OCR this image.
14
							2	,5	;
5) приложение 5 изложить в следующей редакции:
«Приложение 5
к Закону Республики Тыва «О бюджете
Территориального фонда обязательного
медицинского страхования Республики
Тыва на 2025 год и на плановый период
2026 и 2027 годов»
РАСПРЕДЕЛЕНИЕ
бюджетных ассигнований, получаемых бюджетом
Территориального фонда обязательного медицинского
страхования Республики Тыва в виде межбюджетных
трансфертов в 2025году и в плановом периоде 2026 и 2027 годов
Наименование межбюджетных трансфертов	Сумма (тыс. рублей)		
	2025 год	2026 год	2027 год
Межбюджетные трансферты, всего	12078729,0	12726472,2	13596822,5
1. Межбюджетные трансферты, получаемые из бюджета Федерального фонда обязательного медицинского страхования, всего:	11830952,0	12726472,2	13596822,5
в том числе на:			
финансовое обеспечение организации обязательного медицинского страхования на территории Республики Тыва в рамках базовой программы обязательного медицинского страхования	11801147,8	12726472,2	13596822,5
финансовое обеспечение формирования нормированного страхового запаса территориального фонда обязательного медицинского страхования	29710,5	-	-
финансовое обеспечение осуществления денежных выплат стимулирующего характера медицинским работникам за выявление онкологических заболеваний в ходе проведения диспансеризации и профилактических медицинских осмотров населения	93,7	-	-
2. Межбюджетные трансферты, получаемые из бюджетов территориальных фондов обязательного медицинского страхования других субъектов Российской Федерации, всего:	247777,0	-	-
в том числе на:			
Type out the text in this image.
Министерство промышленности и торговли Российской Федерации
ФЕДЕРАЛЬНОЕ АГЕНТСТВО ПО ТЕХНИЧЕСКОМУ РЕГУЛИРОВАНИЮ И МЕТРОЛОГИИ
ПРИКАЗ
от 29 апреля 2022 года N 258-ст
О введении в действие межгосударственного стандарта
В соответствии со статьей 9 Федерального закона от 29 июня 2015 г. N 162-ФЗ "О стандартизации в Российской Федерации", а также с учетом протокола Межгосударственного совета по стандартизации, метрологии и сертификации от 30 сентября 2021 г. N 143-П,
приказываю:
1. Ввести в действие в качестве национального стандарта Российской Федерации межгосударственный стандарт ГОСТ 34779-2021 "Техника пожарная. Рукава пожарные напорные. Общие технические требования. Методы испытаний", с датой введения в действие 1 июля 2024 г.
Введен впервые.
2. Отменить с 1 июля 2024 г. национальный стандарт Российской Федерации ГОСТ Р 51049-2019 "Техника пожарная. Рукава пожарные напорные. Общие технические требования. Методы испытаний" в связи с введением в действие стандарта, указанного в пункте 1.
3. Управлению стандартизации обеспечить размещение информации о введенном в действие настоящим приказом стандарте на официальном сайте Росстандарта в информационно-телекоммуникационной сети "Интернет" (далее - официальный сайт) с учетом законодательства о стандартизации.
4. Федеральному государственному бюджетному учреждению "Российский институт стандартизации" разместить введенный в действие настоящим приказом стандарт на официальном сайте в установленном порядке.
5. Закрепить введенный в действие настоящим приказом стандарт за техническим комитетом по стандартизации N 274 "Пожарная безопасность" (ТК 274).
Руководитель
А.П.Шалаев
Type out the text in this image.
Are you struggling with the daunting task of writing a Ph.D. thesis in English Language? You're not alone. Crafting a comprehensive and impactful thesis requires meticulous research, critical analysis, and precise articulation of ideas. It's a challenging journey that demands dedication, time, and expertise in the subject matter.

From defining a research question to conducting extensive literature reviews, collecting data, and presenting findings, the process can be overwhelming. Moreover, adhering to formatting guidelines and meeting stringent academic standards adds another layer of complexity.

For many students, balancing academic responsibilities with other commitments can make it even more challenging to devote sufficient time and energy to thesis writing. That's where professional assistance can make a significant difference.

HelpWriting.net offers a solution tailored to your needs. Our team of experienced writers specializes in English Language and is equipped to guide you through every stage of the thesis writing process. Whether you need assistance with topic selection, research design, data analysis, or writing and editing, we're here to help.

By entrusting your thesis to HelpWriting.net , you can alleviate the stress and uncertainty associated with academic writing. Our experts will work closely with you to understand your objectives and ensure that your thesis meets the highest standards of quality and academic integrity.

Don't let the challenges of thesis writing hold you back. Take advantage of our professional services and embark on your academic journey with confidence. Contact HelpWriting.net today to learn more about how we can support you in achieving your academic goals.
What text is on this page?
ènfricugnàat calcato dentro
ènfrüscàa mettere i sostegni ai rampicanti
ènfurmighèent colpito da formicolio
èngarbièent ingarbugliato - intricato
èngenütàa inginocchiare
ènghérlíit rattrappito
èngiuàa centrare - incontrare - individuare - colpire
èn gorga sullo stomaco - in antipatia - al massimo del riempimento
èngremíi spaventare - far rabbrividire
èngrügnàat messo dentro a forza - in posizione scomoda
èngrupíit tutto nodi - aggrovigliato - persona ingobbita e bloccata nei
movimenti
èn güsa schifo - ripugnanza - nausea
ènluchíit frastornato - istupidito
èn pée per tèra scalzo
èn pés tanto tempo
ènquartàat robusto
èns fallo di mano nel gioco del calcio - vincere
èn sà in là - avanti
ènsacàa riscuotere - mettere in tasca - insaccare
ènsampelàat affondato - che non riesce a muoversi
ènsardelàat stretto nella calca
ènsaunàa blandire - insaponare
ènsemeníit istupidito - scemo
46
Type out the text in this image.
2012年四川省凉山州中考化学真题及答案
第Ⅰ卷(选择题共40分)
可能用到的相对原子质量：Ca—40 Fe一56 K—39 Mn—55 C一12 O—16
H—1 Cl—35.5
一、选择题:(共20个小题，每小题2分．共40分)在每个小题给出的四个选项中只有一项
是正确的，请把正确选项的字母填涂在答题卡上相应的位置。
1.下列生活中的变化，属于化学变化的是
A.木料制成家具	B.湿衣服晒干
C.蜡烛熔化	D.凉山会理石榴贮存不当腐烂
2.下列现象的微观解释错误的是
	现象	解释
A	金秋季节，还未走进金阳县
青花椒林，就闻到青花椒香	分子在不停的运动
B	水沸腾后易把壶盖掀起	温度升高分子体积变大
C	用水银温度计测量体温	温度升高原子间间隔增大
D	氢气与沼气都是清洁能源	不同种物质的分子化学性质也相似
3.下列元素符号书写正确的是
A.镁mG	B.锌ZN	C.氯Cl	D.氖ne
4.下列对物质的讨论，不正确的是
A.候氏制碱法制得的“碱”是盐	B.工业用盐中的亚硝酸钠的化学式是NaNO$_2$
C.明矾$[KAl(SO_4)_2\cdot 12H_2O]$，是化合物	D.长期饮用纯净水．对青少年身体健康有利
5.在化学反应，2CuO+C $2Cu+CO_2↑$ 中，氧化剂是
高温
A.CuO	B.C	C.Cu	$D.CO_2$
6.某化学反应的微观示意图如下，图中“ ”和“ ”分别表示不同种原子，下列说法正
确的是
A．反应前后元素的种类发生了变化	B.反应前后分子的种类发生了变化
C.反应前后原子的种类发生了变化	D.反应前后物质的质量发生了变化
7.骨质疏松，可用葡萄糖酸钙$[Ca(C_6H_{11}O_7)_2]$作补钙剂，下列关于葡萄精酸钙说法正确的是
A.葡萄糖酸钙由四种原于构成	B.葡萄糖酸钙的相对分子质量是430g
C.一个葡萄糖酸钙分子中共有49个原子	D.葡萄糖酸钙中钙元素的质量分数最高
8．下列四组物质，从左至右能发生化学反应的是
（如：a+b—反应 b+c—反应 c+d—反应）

• • •

■ **Given task**
Gather all lines of the records that include the word "учетом".

■ **The answer**
В соответствии со статьей 9 Федерального закона от 29 июня 2015 г. N 162-ФЗ "О стандартизации в Российской Федерации", а также с учетом протокола Межгосударственного совета по стандартизации, метрологии и сертификации от 30 сентября 2021 г. N 143-П,
3. Управлению стандартизации обеспечить размещение информации о введенном в действие настоящим приказом стандарте на официальном сайте Росстандарта в информационно-телекоммуникационной сети "Интернет" (далее - официальный сайт) с учетом законодательства о стандартизации.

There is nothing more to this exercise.